Data records
○ ○ ○

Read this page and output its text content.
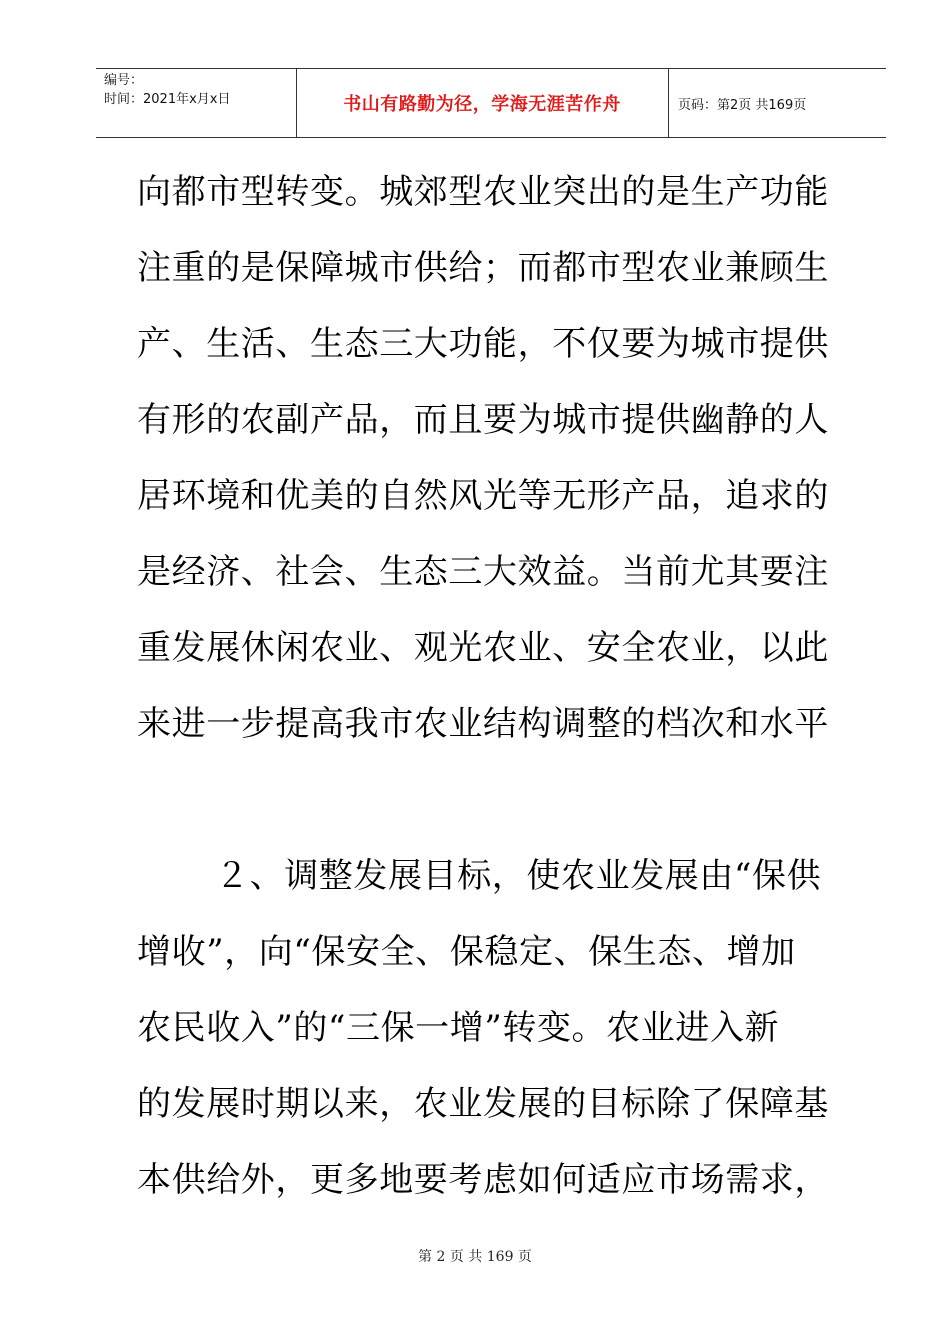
编号：
时间：2021年x月x日	书山有路勤为径，学海无涯苦作舟	页码：第2页 共169页
向都市型转变。城郊型农业突出的是生产功能
注重的是保障城市供给；而都市型农业兼顾生
产、生活、生态三大功能，不仅要为城市提供
有形的农副产品，而且要为城市提供幽静的人
居环境和优美的自然风光等无形产品，追求的
是经济、社会、生态三大效益。当前尤其要注
重发展休闲农业、观光农业、安全农业，以此
来进一步提高我市农业结构调整的档次和水平
２、调整发展目标，使农业发展由“保供
增收”，向“保安全、保稳定、保生态、增加
农民收入”的“三保一增”转变。农业进入新
的发展时期以来，农业发展的目标除了保障基
本供给外，更多地要考虑如何适应市场需求，
第 2 页 共 169 页
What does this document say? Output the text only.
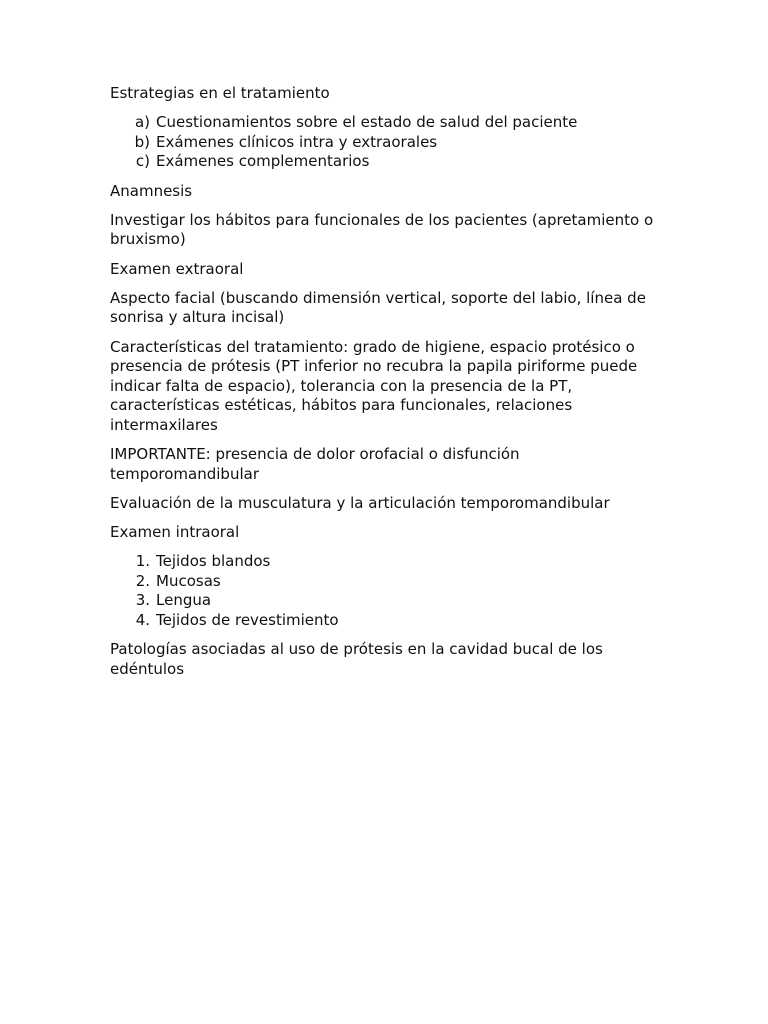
Estrategias en el tratamiento

a) Cuestionamientos sobre el estado de salud del paciente
b) Exámenes clínicos intra y extraorales
c) Exámenes complementarios

Anamnesis

Investigar los hábitos para funcionales de los pacientes (apretamiento o bruxismo)

Examen extraoral

Aspecto facial (buscando dimensión vertical, soporte del labio, línea de sonrisa y altura incisal)

Características del tratamiento: grado de higiene, espacio protésico o presencia de prótesis (PT inferior no recubra la papila piriforme puede indicar falta de espacio), tolerancia con la presencia de la PT, características estéticas, hábitos para funcionales, relaciones intermaxilares

IMPORTANTE: presencia de dolor orofacial o disfunción temporomandibular

Evaluación de la musculatura y la articulación temporomandibular

Examen intraoral

1. Tejidos blandos
2. Mucosas
3. Lengua
4. Tejidos de revestimiento

Patologías asociadas al uso de prótesis en la cavidad bucal de los edéntulos
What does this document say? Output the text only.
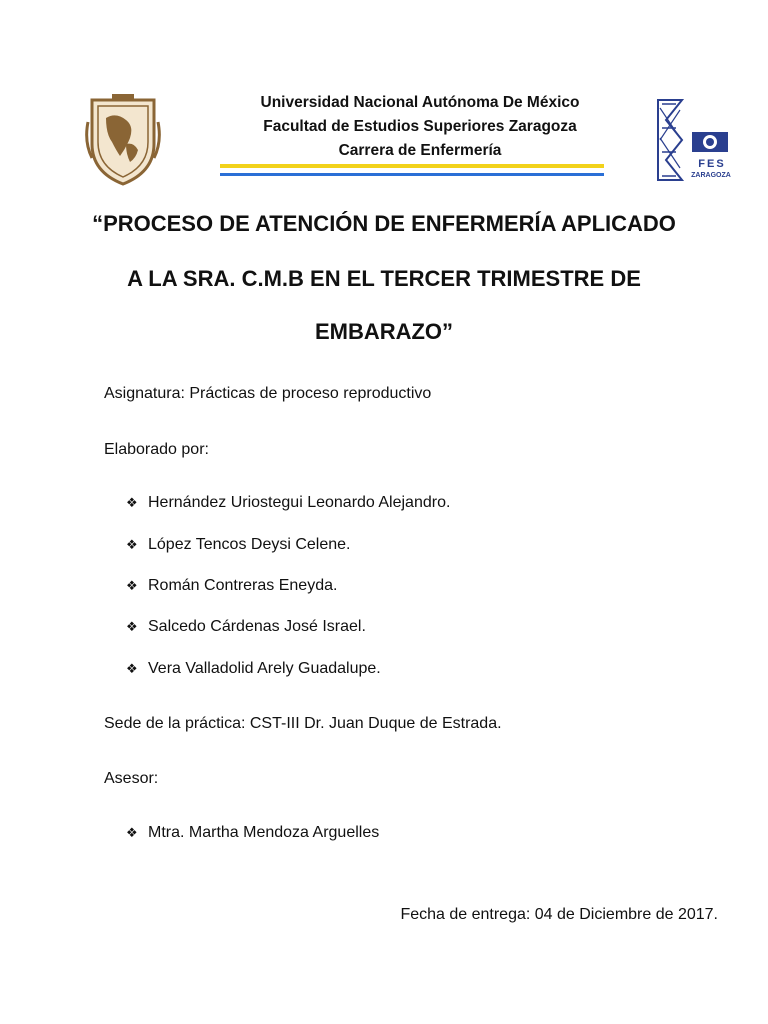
Universidad Nacional Autónoma De México
Facultad de Estudios Superiores Zaragoza
Carrera de Enfermería
FES
ZARAGOZA
“PROCESO DE ATENCIÓN DE ENFERMERÍA APLICADO
A LA SRA. C.M.B EN EL TERCER TRIMESTRE DE
EMBARAZO”
Asignatura: Prácticas de proceso reproductivo
Elaborado por:
❖ Hernández Uriostegui Leonardo Alejandro.
❖ López Tencos Deysi Celene.
❖ Román Contreras Eneyda.
❖ Salcedo Cárdenas José Israel.
❖ Vera Valladolid Arely Guadalupe.
Sede de la práctica: CST-III Dr. Juan Duque de Estrada.
Asesor:
❖ Mtra. Martha Mendoza Arguelles
Fecha de entrega: 04 de Diciembre de 2017.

○ ○ ○

◆ GIVEN PROBLEM ◆
Find how many lines hold the string "funcionales", and state that number alone.

◆ THE REPLY ◆
2